— begin —
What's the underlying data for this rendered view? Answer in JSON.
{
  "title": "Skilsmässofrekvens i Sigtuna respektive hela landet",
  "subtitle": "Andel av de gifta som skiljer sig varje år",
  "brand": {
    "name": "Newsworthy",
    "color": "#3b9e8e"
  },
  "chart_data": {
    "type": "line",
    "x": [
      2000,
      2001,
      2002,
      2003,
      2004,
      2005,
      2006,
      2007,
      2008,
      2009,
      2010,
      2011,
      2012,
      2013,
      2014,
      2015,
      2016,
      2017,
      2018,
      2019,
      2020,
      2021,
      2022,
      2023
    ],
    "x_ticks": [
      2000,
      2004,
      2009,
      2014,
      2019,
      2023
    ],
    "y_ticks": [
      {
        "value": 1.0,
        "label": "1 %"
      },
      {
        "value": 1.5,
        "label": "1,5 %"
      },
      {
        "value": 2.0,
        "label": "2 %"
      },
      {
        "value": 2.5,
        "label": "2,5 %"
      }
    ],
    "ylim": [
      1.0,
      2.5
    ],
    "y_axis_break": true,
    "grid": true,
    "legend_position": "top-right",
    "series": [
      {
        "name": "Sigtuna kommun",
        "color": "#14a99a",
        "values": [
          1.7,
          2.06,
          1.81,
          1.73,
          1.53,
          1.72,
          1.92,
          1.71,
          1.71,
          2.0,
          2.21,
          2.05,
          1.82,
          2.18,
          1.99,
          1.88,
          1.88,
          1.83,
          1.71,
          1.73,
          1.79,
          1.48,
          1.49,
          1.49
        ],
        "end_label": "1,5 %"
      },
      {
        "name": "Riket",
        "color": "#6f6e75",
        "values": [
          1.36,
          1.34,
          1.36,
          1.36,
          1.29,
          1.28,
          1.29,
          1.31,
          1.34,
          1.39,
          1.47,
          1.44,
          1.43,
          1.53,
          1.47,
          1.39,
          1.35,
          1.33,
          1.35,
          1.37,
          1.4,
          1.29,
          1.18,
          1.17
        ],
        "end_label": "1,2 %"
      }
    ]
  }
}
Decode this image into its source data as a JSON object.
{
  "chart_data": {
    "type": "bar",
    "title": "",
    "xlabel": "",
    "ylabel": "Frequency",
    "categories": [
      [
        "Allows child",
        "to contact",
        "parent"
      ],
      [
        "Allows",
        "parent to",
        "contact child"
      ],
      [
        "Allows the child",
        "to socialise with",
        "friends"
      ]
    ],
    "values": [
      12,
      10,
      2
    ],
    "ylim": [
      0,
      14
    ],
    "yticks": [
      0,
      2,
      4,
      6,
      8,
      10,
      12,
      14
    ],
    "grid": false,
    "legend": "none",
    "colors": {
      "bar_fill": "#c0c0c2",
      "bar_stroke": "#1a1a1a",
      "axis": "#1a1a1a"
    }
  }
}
— end —
Given exercise:
Each entry above is to be set down again in exactly the same words.

Exercise answer:
What's the underlying data for this rendered view? Answer in JSON.
{
  "title": "Skilsmässofrekvens i Sigtuna respektive hela landet",
  "subtitle": "Andel av de gifta som skiljer sig varje år",
  "brand": {
    "name": "Newsworthy",
    "color": "#3b9e8e"
  },
  "chart_data": {
    "type": "line",
    "x": [
      2000,
      2001,
      2002,
      2003,
      2004,
      2005,
      2006,
      2007,
      2008,
      2009,
      2010,
      2011,
      2012,
      2013,
      2014,
      2015,
      2016,
      2017,
      2018,
      2019,
      2020,
      2021,
      2022,
      2023
    ],
    "x_ticks": [
      2000,
      2004,
      2009,
      2014,
      2019,
      2023
    ],
    "y_ticks": [
      {
        "value": 1.0,
        "label": "1 %"
      },
      {
        "value": 1.5,
        "label": "1,5 %"
      },
      {
        "value": 2.0,
        "label": "2 %"
      },
      {
        "value": 2.5,
        "label": "2,5 %"
      }
    ],
    "ylim": [
      1.0,
      2.5
    ],
    "y_axis_break": true,
    "grid": true,
    "legend_position": "top-right",
    "series": [
      {
        "name": "Sigtuna kommun",
        "color": "#14a99a",
        "values": [
          1.7,
          2.06,
          1.81,
          1.73,
          1.53,
          1.72,
          1.92,
          1.71,
          1.71,
          2.0,
          2.21,
          2.05,
          1.82,
          2.18,
          1.99,
          1.88,
          1.88,
          1.83,
          1.71,
          1.73,
          1.79,
          1.48,
          1.49,
          1.49
        ],
        "end_label": "1,5 %"
      },
      {
        "name": "Riket",
        "color": "#6f6e75",
        "values": [
          1.36,
          1.34,
          1.36,
          1.36,
          1.29,
          1.28,
          1.29,
          1.31,
          1.34,
          1.39,
          1.47,
          1.44,
          1.43,
          1.53,
          1.47,
          1.39,
          1.35,
          1.33,
          1.35,
          1.37,
          1.4,
          1.29,
          1.18,
          1.17
        ],
        "end_label": "1,2 %"
      }
    ]
  }
}
Decode this image into its source data as a JSON object.
{
  "chart_data": {
    "type": "bar",
    "title": "",
    "xlabel": "",
    "ylabel": "Frequency",
    "categories": [
      [
        "Allows child",
        "to contact",
        "parent"
      ],
      [
        "Allows",
        "parent to",
        "contact child"
      ],
      [
        "Allows the child",
        "to socialise with",
        "friends"
      ]
    ],
    "values": [
      12,
      10,
      2
    ],
    "ylim": [
      0,
      14
    ],
    "yticks": [
      0,
      2,
      4,
      6,
      8,
      10,
      12,
      14
    ],
    "grid": false,
    "legend": "none",
    "colors": {
      "bar_fill": "#c0c0c2",
      "bar_stroke": "#1a1a1a",
      "axis": "#1a1a1a"
    }
  }
}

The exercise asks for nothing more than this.